WRITTEN INSTRUCTION -
Copy the rows verbatim from the very first line through the line that contains "list-item-text: Nightshade-Free for", including that line.

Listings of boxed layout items
= = = =

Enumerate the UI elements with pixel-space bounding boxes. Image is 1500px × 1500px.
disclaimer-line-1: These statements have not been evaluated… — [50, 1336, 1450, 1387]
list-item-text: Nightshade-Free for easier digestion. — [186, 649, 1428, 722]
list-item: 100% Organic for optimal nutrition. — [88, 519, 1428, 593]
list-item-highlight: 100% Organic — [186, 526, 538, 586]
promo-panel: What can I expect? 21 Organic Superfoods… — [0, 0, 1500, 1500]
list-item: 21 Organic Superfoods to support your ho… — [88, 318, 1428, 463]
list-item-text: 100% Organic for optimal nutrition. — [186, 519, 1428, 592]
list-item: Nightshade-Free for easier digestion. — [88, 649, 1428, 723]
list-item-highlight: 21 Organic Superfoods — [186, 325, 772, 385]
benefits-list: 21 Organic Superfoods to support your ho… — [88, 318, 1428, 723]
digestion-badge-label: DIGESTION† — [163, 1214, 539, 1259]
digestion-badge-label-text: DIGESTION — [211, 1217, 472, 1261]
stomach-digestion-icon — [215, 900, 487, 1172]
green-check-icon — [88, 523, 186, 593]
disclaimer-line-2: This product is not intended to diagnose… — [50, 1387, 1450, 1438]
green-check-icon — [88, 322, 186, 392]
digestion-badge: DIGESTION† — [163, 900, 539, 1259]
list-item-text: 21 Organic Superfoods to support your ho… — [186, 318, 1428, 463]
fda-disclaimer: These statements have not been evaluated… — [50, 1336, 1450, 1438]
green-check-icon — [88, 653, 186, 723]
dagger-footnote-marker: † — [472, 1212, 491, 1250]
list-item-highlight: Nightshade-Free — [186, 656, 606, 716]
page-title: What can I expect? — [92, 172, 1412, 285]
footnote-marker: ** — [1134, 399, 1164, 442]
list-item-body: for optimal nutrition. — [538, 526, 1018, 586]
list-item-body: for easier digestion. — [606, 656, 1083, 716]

= = = =

REPLY TO THE EXERCISE -
Enumerate the UI elements with pixel-space bounding boxes. Image is 1500px × 1500px.
disclaimer-line-1: These statements have not been evaluated… — [50, 1336, 1450, 1387]
list-item-text: Nightshade-Free for easier digestion. — [186, 649, 1428, 722]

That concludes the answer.